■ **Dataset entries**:
************

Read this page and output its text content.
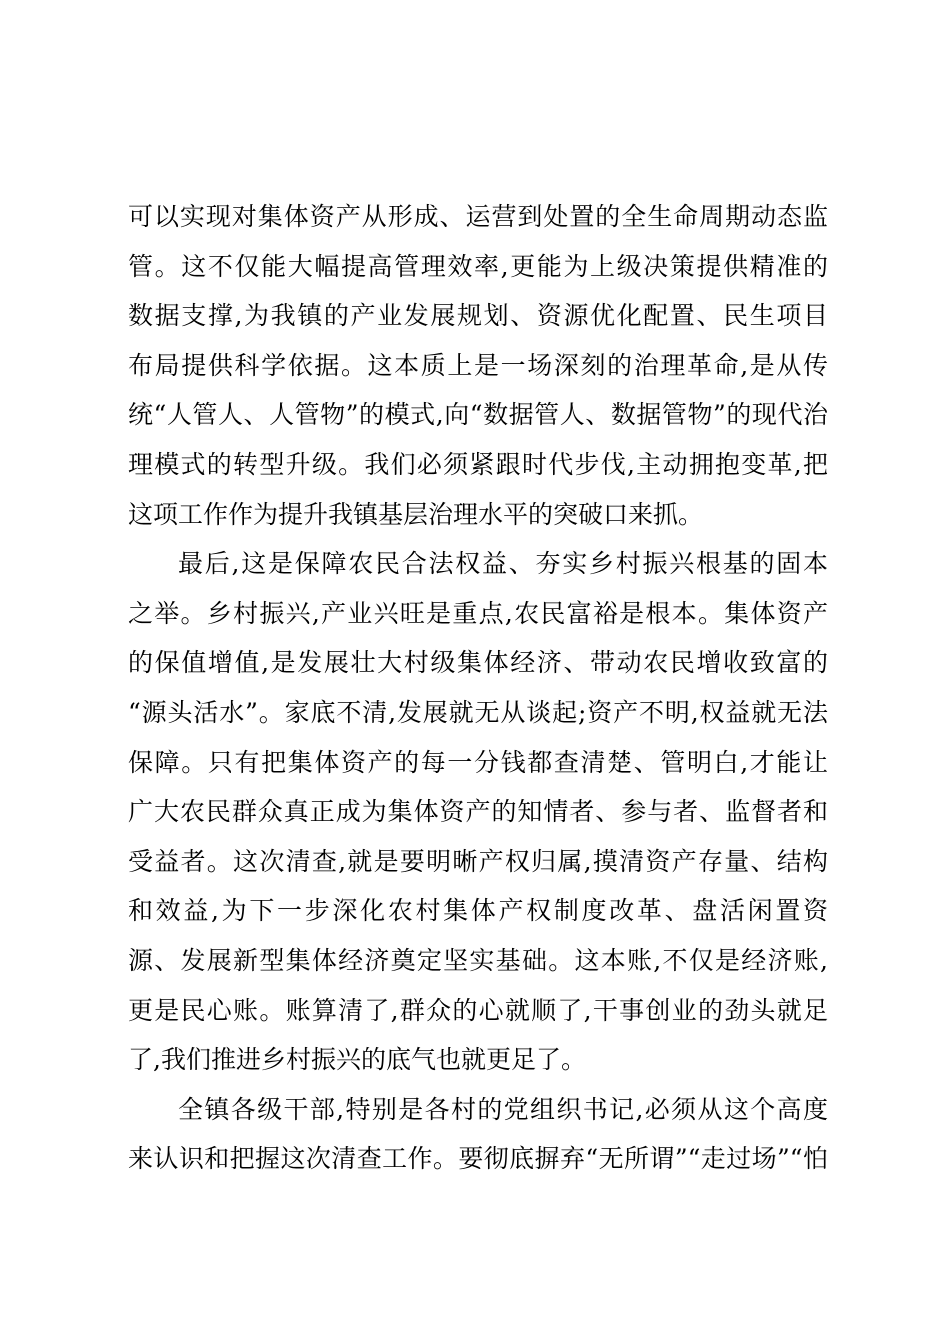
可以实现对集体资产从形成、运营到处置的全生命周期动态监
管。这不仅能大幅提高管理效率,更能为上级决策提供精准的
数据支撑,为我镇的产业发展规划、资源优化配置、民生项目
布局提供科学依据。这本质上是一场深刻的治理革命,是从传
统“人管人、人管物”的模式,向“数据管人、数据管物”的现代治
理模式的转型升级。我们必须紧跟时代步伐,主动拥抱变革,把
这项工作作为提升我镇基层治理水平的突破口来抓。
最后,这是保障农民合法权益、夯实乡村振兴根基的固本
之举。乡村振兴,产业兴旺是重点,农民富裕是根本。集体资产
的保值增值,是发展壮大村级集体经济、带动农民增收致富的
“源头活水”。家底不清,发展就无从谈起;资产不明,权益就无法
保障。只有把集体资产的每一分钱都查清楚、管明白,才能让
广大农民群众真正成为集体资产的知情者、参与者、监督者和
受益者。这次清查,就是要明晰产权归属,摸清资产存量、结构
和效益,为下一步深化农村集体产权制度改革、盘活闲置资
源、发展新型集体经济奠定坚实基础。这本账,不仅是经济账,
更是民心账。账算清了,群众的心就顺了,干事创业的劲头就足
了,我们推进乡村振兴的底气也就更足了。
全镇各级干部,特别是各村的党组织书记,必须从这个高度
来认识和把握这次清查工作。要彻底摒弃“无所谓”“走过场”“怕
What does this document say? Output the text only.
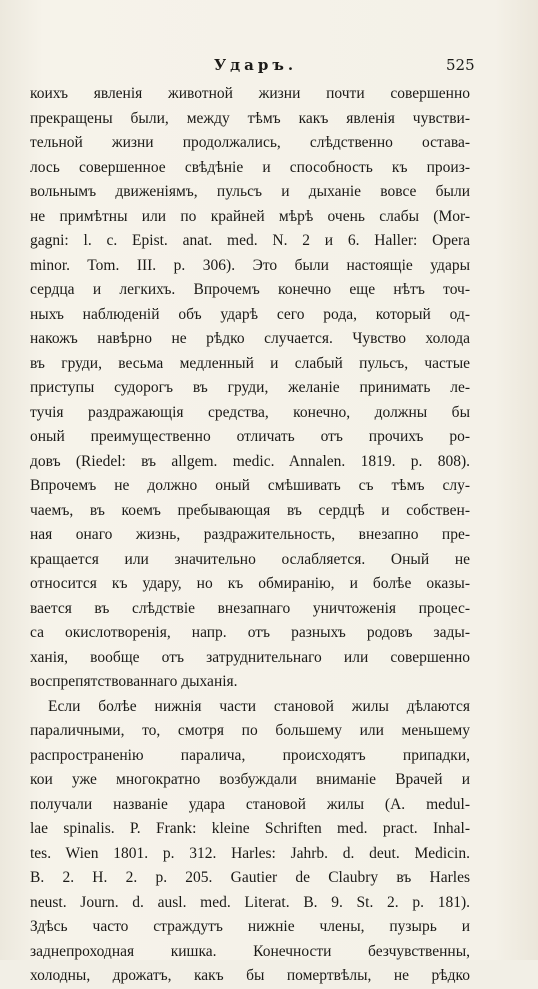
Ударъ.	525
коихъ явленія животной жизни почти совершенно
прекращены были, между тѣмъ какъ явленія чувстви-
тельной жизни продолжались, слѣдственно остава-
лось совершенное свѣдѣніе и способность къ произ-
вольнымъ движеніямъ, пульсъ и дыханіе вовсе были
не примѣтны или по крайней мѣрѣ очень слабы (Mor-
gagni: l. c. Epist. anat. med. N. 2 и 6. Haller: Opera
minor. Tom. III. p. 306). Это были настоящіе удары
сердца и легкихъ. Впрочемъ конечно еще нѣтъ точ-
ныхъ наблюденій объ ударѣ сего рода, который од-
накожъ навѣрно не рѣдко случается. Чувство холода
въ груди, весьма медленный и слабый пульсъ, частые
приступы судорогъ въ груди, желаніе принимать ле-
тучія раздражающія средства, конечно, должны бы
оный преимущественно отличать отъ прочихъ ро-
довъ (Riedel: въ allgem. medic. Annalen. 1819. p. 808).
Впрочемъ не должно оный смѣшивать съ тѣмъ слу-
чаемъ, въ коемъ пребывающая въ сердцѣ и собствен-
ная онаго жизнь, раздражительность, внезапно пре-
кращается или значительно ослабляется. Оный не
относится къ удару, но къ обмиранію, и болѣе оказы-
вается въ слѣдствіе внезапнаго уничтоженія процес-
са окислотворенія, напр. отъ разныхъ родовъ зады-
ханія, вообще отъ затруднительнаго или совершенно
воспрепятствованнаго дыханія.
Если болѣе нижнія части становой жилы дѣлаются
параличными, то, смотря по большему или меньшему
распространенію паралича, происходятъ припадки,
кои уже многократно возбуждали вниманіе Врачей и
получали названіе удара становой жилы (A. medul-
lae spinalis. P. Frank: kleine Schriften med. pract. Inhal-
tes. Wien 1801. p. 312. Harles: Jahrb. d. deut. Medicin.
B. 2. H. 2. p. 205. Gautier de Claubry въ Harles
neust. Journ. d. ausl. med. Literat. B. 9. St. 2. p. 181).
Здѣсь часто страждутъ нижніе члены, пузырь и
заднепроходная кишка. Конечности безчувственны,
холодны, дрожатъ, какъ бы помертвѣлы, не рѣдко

************

■ **AIM**: Copy, from the material, each line that holds the string "Впрочемъ".

■ **TASK OUTPUT**:
сердца и легкихъ. Впрочемъ конечно еще нѣтъ точ-
Впрочемъ не должно оный смѣшивать съ тѣмъ слу-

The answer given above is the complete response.